_EXTRACTED DATA_.

____

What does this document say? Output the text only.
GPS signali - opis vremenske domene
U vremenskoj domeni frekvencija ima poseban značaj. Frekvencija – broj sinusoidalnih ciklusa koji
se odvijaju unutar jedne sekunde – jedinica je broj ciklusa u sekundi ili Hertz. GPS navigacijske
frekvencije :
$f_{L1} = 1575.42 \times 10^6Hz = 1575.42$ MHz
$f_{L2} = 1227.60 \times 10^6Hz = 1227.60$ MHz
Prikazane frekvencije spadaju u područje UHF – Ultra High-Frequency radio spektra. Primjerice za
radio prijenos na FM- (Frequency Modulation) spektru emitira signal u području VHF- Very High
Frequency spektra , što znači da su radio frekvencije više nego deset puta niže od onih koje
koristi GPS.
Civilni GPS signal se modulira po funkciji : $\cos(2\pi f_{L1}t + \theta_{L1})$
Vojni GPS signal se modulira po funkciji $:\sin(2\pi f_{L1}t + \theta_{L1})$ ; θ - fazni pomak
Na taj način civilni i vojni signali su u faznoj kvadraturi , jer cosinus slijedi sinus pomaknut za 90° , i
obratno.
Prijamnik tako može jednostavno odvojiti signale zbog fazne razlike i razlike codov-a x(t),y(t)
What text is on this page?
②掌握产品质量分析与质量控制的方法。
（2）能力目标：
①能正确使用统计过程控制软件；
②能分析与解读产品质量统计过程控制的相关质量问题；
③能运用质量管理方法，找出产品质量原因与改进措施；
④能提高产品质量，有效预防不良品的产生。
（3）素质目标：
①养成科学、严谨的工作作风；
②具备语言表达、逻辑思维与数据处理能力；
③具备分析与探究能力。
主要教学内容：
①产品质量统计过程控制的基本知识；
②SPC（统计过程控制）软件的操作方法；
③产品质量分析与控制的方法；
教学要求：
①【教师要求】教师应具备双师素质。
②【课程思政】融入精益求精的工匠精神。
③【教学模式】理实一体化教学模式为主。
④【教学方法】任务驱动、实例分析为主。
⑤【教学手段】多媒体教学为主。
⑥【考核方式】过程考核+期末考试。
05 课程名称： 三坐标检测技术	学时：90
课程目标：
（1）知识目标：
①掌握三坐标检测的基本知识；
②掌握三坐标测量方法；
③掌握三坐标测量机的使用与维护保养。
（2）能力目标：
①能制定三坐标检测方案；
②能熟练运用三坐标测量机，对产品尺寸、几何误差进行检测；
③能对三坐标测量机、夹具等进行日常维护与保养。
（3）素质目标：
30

____

_YOUR OBJECTIVE_.
Extract all of the material exactly as it is written.

_THE OUTPUT_.
What does this document say? Output the text only.
GPS signali - opis vremenske domene
U vremenskoj domeni frekvencija ima poseban značaj. Frekvencija – broj sinusoidalnih ciklusa koji
se odvijaju unutar jedne sekunde – jedinica je broj ciklusa u sekundi ili Hertz. GPS navigacijske
frekvencije :
$f_{L1} = 1575.42 \times 10^6Hz = 1575.42$ MHz
$f_{L2} = 1227.60 \times 10^6Hz = 1227.60$ MHz
Prikazane frekvencije spadaju u područje UHF – Ultra High-Frequency radio spektra. Primjerice za
radio prijenos na FM- (Frequency Modulation) spektru emitira signal u području VHF- Very High
Frequency spektra , što znači da su radio frekvencije više nego deset puta niže od onih koje
koristi GPS.
Civilni GPS signal se modulira po funkciji : $\cos(2\pi f_{L1}t + \theta_{L1})$
Vojni GPS signal se modulira po funkciji $:\sin(2\pi f_{L1}t + \theta_{L1})$ ; θ - fazni pomak
Na taj način civilni i vojni signali su u faznoj kvadraturi , jer cosinus slijedi sinus pomaknut za 90° , i
obratno.
Prijamnik tako može jednostavno odvojiti signale zbog fazne razlike i razlike codov-a x(t),y(t)
What text is on this page?
②掌握产品质量分析与质量控制的方法。
（2）能力目标：
①能正确使用统计过程控制软件；
②能分析与解读产品质量统计过程控制的相关质量问题；
③能运用质量管理方法，找出产品质量原因与改进措施；
④能提高产品质量，有效预防不良品的产生。
（3）素质目标：
①养成科学、严谨的工作作风；
②具备语言表达、逻辑思维与数据处理能力；
③具备分析与探究能力。
主要教学内容：
①产品质量统计过程控制的基本知识；
②SPC（统计过程控制）软件的操作方法；
③产品质量分析与控制的方法；
教学要求：
①【教师要求】教师应具备双师素质。
②【课程思政】融入精益求精的工匠精神。
③【教学模式】理实一体化教学模式为主。
④【教学方法】任务驱动、实例分析为主。
⑤【教学手段】多媒体教学为主。
⑥【考核方式】过程考核+期末考试。
05 课程名称： 三坐标检测技术	学时：90
课程目标：
（1）知识目标：
①掌握三坐标检测的基本知识；
②掌握三坐标测量方法；
③掌握三坐标测量机的使用与维护保养。
（2）能力目标：
①能制定三坐标检测方案；
②能熟练运用三坐标测量机，对产品尺寸、几何误差进行检测；
③能对三坐标测量机、夹具等进行日常维护与保养。
（3）素质目标：
30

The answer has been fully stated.